→ Dataset extract
***

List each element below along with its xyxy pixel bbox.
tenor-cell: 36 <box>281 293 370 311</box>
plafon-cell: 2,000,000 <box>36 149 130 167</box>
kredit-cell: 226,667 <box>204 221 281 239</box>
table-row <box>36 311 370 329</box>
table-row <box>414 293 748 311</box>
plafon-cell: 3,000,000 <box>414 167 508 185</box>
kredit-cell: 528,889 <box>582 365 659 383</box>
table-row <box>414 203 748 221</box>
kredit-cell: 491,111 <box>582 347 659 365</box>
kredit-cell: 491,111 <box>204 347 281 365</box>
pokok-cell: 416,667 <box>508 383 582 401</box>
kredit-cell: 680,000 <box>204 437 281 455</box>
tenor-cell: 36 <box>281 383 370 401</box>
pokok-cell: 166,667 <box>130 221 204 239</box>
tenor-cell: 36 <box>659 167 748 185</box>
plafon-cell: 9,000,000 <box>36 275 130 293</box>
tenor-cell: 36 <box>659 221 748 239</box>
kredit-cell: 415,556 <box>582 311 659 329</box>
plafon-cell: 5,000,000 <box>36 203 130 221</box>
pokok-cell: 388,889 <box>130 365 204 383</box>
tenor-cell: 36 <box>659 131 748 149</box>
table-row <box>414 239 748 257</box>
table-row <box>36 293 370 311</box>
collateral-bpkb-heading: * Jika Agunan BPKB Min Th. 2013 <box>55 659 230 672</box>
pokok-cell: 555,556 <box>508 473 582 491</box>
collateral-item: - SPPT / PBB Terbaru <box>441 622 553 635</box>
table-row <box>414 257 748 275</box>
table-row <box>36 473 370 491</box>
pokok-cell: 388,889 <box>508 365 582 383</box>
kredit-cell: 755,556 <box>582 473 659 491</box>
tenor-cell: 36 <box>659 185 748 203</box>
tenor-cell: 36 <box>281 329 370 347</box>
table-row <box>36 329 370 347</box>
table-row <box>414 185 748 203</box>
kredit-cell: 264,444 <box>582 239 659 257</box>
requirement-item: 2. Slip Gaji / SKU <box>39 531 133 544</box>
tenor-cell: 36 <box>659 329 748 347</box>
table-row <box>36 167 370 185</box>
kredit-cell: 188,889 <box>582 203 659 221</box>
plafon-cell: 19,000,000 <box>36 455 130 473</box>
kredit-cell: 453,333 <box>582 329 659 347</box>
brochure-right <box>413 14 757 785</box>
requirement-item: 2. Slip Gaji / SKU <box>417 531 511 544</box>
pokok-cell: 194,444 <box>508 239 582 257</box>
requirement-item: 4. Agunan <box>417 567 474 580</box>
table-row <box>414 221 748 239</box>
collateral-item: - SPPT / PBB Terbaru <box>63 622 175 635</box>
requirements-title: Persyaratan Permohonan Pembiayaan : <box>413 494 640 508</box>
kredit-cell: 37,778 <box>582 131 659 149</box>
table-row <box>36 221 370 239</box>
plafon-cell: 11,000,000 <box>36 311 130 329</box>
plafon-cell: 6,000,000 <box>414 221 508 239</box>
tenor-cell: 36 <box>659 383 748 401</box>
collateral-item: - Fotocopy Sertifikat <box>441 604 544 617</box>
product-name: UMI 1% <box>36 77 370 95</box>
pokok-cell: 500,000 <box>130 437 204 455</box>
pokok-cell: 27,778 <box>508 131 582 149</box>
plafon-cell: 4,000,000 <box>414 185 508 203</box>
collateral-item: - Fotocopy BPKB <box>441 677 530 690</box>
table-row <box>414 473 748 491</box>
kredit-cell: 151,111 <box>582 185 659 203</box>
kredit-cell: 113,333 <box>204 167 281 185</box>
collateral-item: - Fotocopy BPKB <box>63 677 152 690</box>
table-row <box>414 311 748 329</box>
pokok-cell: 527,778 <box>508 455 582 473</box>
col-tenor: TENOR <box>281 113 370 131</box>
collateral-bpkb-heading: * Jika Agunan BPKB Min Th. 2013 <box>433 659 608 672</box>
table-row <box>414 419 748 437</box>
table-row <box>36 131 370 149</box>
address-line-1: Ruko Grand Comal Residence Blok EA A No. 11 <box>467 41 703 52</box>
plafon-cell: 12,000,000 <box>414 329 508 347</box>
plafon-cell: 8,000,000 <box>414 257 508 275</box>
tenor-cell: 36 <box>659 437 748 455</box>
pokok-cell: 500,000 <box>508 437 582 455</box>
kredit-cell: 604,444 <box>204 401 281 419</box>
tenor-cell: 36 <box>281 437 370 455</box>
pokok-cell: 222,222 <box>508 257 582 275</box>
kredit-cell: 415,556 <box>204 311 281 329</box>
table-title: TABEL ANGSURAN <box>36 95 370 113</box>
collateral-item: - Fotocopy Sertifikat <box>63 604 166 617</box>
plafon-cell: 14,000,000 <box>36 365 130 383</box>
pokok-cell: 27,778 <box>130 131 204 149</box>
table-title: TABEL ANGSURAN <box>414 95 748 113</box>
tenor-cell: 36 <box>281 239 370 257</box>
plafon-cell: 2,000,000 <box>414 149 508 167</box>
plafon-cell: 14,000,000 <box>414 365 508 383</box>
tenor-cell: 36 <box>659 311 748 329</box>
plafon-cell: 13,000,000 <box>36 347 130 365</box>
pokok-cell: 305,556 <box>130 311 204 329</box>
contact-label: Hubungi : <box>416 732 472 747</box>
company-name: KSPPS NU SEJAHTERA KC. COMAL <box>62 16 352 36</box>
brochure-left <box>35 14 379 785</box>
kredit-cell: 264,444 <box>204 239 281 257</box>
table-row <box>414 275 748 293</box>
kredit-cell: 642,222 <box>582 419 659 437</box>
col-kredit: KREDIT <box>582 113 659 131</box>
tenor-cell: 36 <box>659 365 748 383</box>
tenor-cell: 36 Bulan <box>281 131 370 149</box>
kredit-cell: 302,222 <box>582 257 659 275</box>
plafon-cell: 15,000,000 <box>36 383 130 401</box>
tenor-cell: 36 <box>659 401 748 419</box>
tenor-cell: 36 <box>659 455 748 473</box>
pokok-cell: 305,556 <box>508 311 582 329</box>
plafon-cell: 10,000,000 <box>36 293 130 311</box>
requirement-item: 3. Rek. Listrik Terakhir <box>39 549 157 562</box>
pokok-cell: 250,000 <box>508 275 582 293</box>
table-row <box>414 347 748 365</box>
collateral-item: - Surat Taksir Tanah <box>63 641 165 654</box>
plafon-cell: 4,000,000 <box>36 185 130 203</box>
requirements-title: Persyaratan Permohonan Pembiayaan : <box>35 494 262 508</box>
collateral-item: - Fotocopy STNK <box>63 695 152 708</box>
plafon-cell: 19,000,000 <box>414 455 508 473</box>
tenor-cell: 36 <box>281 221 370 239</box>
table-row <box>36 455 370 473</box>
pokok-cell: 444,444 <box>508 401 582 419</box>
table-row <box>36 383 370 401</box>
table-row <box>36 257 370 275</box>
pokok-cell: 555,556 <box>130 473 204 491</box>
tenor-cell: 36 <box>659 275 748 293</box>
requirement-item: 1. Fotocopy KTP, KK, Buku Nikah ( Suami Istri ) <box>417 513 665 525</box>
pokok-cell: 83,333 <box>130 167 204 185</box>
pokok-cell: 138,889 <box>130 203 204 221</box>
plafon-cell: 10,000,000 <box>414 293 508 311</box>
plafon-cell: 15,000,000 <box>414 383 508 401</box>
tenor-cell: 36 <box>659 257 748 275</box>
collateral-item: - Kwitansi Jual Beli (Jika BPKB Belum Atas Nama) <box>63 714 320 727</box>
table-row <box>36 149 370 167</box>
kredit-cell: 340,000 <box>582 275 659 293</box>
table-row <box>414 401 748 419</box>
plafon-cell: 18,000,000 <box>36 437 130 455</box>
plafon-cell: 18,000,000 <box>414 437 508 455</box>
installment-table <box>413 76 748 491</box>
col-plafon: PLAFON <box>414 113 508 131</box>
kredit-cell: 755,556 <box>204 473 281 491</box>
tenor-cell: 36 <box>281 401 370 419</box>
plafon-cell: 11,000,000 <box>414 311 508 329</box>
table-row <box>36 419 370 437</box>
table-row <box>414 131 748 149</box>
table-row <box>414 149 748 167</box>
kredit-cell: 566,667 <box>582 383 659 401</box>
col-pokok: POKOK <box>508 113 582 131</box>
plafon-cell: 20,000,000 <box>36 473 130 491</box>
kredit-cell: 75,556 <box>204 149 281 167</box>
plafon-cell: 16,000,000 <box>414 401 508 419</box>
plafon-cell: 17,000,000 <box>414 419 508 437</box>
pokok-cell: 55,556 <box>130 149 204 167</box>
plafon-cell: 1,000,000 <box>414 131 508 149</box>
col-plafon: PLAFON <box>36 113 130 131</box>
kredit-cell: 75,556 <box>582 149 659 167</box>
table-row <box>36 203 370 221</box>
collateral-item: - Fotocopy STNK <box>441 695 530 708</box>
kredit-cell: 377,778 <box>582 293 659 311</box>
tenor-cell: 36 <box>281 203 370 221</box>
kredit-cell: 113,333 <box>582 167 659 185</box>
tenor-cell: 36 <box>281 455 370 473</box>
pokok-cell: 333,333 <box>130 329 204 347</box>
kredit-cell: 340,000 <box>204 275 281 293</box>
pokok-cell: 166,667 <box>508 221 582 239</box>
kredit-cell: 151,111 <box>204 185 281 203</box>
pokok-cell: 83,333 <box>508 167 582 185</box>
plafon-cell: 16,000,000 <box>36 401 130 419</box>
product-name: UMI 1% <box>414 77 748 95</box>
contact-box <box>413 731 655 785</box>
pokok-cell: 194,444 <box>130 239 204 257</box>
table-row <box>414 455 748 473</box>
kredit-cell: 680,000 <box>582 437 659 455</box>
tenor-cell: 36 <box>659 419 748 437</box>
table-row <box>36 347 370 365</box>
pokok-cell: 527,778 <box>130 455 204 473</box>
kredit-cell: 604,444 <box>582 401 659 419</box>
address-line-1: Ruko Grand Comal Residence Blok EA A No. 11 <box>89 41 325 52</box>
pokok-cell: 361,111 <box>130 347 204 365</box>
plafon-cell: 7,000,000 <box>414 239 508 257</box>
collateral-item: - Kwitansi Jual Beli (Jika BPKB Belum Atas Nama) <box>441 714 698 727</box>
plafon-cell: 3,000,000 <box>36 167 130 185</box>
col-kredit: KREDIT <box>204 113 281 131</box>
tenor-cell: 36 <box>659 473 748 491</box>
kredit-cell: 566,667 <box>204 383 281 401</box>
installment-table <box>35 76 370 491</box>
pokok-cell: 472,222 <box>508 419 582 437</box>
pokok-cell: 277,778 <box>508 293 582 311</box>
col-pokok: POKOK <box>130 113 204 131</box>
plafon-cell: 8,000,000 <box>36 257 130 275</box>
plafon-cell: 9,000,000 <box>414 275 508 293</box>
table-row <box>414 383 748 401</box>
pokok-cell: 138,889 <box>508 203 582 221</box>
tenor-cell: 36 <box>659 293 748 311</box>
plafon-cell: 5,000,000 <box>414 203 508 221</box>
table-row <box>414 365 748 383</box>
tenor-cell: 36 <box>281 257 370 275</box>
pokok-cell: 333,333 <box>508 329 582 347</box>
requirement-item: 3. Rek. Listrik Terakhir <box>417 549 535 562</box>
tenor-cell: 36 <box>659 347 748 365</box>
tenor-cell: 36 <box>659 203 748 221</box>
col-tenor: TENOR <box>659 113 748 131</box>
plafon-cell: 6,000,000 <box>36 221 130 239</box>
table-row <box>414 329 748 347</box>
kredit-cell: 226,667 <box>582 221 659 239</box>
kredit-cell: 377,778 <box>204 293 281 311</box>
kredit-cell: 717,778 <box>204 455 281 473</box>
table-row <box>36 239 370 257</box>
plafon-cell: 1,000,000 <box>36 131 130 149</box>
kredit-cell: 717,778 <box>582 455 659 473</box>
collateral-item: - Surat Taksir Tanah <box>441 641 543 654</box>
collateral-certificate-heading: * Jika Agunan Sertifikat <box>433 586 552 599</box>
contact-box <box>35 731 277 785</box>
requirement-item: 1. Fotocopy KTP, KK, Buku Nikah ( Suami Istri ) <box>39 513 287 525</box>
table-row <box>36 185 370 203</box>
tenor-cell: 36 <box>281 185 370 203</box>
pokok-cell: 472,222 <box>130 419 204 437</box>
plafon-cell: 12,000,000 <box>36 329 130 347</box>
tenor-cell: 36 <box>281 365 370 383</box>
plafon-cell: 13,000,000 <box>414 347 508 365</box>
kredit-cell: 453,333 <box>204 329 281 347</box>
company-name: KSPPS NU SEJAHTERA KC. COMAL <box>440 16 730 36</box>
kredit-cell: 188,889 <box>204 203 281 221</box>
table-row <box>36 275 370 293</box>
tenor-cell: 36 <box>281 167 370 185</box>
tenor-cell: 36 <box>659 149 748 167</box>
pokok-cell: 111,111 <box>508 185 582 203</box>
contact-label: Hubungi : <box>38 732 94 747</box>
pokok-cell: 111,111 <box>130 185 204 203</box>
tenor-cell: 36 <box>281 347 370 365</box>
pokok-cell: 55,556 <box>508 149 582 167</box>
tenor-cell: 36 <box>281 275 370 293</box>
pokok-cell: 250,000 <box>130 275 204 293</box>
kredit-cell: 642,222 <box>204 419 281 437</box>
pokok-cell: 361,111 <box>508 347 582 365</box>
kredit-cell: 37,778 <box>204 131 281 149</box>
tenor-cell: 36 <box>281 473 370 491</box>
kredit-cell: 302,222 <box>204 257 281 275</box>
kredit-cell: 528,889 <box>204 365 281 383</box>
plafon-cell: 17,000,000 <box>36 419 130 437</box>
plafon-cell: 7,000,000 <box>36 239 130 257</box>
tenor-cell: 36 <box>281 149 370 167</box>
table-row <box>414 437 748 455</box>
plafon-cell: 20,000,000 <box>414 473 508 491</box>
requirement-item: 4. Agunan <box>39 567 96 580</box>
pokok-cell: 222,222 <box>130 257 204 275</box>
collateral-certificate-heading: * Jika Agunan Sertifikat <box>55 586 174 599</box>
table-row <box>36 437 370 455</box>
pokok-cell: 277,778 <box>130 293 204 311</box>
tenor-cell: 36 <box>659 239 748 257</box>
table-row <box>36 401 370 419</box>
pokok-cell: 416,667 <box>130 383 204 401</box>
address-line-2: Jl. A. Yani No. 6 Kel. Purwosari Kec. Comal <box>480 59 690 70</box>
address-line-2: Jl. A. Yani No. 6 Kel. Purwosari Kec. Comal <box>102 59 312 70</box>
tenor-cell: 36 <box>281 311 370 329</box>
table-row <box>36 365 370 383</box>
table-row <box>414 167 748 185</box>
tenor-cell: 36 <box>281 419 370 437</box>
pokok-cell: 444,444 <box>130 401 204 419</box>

***

→ Exercise directions
Edit the stretch of lines above, from the first one through the line that contains "requirement-item: 2. Slip Gaji / SKU <box>417", by replacing "kredit-cell" with "installment-cell" and leaving everything else as it is. Return only that stretch.

→ Answer to the task
List each element below along with its xyxy pixel bbox.
tenor-cell: 36 <box>281 293 370 311</box>
plafon-cell: 2,000,000 <box>36 149 130 167</box>
installment-cell: 226,667 <box>204 221 281 239</box>
table-row <box>36 311 370 329</box>
table-row <box>414 293 748 311</box>
plafon-cell: 3,000,000 <box>414 167 508 185</box>
installment-cell: 528,889 <box>582 365 659 383</box>
table-row <box>414 203 748 221</box>
installment-cell: 491,111 <box>582 347 659 365</box>
installment-cell: 491,111 <box>204 347 281 365</box>
pokok-cell: 416,667 <box>508 383 582 401</box>
installment-cell: 680,000 <box>204 437 281 455</box>
tenor-cell: 36 <box>281 383 370 401</box>
pokok-cell: 166,667 <box>130 221 204 239</box>
tenor-cell: 36 <box>659 167 748 185</box>
plafon-cell: 9,000,000 <box>36 275 130 293</box>
tenor-cell: 36 <box>659 221 748 239</box>
installment-cell: 415,556 <box>582 311 659 329</box>
plafon-cell: 5,000,000 <box>36 203 130 221</box>
pokok-cell: 388,889 <box>130 365 204 383</box>
tenor-cell: 36 <box>659 131 748 149</box>
table-row <box>414 239 748 257</box>
table-row <box>36 293 370 311</box>
collateral-bpkb-heading: * Jika Agunan BPKB Min Th. 2013 <box>55 659 230 672</box>
pokok-cell: 555,556 <box>508 473 582 491</box>
collateral-item: - SPPT / PBB Terbaru <box>441 622 553 635</box>
table-row <box>414 257 748 275</box>
table-row <box>36 473 370 491</box>
pokok-cell: 388,889 <box>508 365 582 383</box>
installment-cell: 755,556 <box>582 473 659 491</box>
tenor-cell: 36 <box>659 185 748 203</box>
tenor-cell: 36 <box>281 329 370 347</box>
table-row <box>36 329 370 347</box>
table-row <box>414 185 748 203</box>
installment-cell: 264,444 <box>582 239 659 257</box>
requirement-item: 2. Slip Gaji / SKU <box>39 531 133 544</box>
tenor-cell: 36 <box>659 329 748 347</box>
table-row <box>36 167 370 185</box>
installment-cell: 188,889 <box>582 203 659 221</box>
plafon-cell: 19,000,000 <box>36 455 130 473</box>
installment-cell: 453,333 <box>582 329 659 347</box>
brochure-right <box>413 14 757 785</box>
requirement-item: 2. Slip Gaji / SKU <box>417 531 511 544</box>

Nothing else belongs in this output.